GOAL: Please repeat all of the listing exactly.

★ ★ ★ ★

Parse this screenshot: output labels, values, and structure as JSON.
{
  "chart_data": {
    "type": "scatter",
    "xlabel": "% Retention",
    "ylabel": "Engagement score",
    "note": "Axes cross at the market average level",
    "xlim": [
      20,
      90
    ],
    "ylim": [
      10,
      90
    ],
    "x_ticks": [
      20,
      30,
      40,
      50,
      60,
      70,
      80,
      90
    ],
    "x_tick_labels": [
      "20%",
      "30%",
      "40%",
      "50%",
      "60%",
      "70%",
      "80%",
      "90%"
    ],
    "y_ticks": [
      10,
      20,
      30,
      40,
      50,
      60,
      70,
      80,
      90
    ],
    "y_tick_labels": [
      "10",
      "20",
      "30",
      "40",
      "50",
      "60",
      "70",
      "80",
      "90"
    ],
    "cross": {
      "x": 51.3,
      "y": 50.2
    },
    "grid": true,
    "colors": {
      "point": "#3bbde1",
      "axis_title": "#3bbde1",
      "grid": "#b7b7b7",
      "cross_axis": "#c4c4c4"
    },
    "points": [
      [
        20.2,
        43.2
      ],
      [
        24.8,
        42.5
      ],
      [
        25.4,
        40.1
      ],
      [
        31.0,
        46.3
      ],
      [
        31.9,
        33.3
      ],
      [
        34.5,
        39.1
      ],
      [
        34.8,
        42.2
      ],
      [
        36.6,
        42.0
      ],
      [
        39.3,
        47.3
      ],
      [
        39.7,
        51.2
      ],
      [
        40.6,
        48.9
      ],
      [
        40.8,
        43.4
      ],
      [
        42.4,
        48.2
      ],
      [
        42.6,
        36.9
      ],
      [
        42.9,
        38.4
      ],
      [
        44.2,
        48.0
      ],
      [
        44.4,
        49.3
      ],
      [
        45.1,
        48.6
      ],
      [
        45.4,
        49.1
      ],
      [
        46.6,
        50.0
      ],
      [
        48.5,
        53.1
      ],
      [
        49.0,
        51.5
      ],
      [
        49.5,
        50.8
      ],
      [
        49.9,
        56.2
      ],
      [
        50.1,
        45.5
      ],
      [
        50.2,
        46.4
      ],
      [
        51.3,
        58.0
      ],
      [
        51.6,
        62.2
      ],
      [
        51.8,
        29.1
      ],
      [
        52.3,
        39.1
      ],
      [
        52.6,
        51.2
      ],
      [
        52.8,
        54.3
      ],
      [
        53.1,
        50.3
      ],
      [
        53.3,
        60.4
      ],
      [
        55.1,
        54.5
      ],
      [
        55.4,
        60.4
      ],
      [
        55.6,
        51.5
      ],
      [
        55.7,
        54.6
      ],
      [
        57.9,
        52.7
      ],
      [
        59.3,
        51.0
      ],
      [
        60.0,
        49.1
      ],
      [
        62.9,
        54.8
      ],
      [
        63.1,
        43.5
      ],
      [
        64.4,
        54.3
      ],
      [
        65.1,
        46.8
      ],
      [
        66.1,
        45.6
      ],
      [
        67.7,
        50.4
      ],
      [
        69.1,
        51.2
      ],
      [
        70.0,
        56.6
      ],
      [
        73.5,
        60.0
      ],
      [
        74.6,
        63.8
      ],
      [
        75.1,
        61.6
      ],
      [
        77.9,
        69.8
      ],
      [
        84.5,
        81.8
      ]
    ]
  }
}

★ ★ ★ ★

IN RESPONSE:
Parse this screenshot: output labels, values, and structure as JSON.
{
  "chart_data": {
    "type": "scatter",
    "xlabel": "% Retention",
    "ylabel": "Engagement score",
    "note": "Axes cross at the market average level",
    "xlim": [
      20,
      90
    ],
    "ylim": [
      10,
      90
    ],
    "x_ticks": [
      20,
      30,
      40,
      50,
      60,
      70,
      80,
      90
    ],
    "x_tick_labels": [
      "20%",
      "30%",
      "40%",
      "50%",
      "60%",
      "70%",
      "80%",
      "90%"
    ],
    "y_ticks": [
      10,
      20,
      30,
      40,
      50,
      60,
      70,
      80,
      90
    ],
    "y_tick_labels": [
      "10",
      "20",
      "30",
      "40",
      "50",
      "60",
      "70",
      "80",
      "90"
    ],
    "cross": {
      "x": 51.3,
      "y": 50.2
    },
    "grid": true,
    "colors": {
      "point": "#3bbde1",
      "axis_title": "#3bbde1",
      "grid": "#b7b7b7",
      "cross_axis": "#c4c4c4"
    },
    "points": [
      [
        20.2,
        43.2
      ],
      [
        24.8,
        42.5
      ],
      [
        25.4,
        40.1
      ],
      [
        31.0,
        46.3
      ],
      [
        31.9,
        33.3
      ],
      [
        34.5,
        39.1
      ],
      [
        34.8,
        42.2
      ],
      [
        36.6,
        42.0
      ],
      [
        39.3,
        47.3
      ],
      [
        39.7,
        51.2
      ],
      [
        40.6,
        48.9
      ],
      [
        40.8,
        43.4
      ],
      [
        42.4,
        48.2
      ],
      [
        42.6,
        36.9
      ],
      [
        42.9,
        38.4
      ],
      [
        44.2,
        48.0
      ],
      [
        44.4,
        49.3
      ],
      [
        45.1,
        48.6
      ],
      [
        45.4,
        49.1
      ],
      [
        46.6,
        50.0
      ],
      [
        48.5,
        53.1
      ],
      [
        49.0,
        51.5
      ],
      [
        49.5,
        50.8
      ],
      [
        49.9,
        56.2
      ],
      [
        50.1,
        45.5
      ],
      [
        50.2,
        46.4
      ],
      [
        51.3,
        58.0
      ],
      [
        51.6,
        62.2
      ],
      [
        51.8,
        29.1
      ],
      [
        52.3,
        39.1
      ],
      [
        52.6,
        51.2
      ],
      [
        52.8,
        54.3
      ],
      [
        53.1,
        50.3
      ],
      [
        53.3,
        60.4
      ],
      [
        55.1,
        54.5
      ],
      [
        55.4,
        60.4
      ],
      [
        55.6,
        51.5
      ],
      [
        55.7,
        54.6
      ],
      [
        57.9,
        52.7
      ],
      [
        59.3,
        51.0
      ],
      [
        60.0,
        49.1
      ],
      [
        62.9,
        54.8
      ],
      [
        63.1,
        43.5
      ],
      [
        64.4,
        54.3
      ],
      [
        65.1,
        46.8
      ],
      [
        66.1,
        45.6
      ],
      [
        67.7,
        50.4
      ],
      [
        69.1,
        51.2
      ],
      [
        70.0,
        56.6
      ],
      [
        73.5,
        60.0
      ],
      [
        74.6,
        63.8
      ],
      [
        75.1,
        61.6
      ],
      [
        77.9,
        69.8
      ],
      [
        84.5,
        81.8
      ]
    ]
  }
}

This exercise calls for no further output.